• _Exercise_: Copy every line that mentions the word "المؤتمر".

= = = = =

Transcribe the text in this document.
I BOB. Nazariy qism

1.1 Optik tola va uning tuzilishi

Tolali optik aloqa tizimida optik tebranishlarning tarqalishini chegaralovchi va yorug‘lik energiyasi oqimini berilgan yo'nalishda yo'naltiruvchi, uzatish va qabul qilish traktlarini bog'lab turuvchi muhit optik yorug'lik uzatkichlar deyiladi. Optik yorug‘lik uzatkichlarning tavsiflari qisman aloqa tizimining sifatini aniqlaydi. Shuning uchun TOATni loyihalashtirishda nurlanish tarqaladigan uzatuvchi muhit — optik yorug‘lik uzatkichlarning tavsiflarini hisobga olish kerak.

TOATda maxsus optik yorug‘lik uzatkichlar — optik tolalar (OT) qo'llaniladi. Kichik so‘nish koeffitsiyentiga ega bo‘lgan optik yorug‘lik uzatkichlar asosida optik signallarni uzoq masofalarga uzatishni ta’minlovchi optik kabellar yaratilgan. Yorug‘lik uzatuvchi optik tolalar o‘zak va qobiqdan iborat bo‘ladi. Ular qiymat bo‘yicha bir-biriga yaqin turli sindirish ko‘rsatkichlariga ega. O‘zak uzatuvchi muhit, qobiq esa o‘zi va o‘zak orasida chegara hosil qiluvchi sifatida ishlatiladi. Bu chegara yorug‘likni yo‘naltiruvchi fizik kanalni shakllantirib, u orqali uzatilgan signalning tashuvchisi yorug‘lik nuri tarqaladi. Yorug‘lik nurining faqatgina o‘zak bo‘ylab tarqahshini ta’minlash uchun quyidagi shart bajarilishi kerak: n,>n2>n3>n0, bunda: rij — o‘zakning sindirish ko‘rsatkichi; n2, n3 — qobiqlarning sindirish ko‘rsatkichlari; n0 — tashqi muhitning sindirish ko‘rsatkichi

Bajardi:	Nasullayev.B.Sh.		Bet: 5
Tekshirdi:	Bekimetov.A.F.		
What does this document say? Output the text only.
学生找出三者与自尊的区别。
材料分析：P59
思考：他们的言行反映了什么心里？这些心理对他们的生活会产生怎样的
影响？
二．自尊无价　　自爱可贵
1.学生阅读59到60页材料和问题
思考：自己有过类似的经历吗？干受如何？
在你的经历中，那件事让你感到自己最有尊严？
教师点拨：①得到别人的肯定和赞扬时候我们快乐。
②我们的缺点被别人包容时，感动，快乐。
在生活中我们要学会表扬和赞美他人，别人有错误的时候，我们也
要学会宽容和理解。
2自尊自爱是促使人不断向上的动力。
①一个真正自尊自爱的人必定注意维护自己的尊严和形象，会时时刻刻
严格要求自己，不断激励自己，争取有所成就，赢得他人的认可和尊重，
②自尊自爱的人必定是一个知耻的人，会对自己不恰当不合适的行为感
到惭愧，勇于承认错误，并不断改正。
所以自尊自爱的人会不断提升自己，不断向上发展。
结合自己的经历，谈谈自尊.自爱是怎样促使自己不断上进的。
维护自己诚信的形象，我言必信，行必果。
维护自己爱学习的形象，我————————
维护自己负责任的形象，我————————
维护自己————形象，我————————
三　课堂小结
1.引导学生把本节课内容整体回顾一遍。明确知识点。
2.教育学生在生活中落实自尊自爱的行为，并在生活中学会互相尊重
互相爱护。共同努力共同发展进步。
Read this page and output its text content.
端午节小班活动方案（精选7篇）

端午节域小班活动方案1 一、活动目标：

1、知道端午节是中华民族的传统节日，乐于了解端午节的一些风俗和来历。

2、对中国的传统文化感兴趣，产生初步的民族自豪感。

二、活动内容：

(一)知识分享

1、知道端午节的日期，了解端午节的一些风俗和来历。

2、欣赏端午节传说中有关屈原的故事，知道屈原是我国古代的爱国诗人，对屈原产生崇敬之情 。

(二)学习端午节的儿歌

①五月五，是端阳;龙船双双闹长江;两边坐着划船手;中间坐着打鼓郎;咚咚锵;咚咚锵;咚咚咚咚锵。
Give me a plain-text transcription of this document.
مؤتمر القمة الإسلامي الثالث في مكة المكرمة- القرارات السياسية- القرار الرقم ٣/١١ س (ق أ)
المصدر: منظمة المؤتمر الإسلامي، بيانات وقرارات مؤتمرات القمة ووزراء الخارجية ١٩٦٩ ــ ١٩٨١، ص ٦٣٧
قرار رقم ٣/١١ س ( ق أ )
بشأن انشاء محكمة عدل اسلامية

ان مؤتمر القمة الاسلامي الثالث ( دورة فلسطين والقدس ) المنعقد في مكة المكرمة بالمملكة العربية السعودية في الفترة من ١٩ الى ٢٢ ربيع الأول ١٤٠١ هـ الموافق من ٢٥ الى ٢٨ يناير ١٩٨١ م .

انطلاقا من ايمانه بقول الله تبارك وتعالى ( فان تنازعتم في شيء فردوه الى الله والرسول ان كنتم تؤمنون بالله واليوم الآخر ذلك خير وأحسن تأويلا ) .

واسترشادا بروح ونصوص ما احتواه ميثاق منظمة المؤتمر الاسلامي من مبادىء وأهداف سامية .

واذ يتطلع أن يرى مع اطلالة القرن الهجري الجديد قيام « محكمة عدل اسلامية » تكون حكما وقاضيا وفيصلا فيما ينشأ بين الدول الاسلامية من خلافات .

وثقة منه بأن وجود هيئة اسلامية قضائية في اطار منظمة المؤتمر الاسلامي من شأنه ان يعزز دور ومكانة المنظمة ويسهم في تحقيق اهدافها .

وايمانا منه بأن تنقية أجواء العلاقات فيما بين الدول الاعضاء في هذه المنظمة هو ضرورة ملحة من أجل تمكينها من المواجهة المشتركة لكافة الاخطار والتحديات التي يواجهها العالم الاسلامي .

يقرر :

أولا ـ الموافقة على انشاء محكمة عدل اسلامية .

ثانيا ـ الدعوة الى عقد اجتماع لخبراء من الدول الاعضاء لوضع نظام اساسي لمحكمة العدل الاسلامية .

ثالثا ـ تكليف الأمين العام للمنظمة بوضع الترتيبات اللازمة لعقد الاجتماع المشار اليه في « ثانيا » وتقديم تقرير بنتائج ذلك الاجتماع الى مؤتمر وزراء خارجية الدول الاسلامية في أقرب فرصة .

= = = = =

• _Task solution_:
المصدر: منظمة المؤتمر الإسلامي، بيانات وقرارات مؤتمرات القمة ووزراء الخارجية ١٩٦٩ ــ ١٩٨١، ص ٦٣٧
واسترشادا بروح ونصوص ما احتواه ميثاق منظمة المؤتمر الاسلامي من مبادىء وأهداف سامية .
وثقة منه بأن وجود هيئة اسلامية قضائية في اطار منظمة المؤتمر الاسلامي من شأنه ان يعزز دور ومكانة المنظمة ويسهم في تحقيق اهدافها .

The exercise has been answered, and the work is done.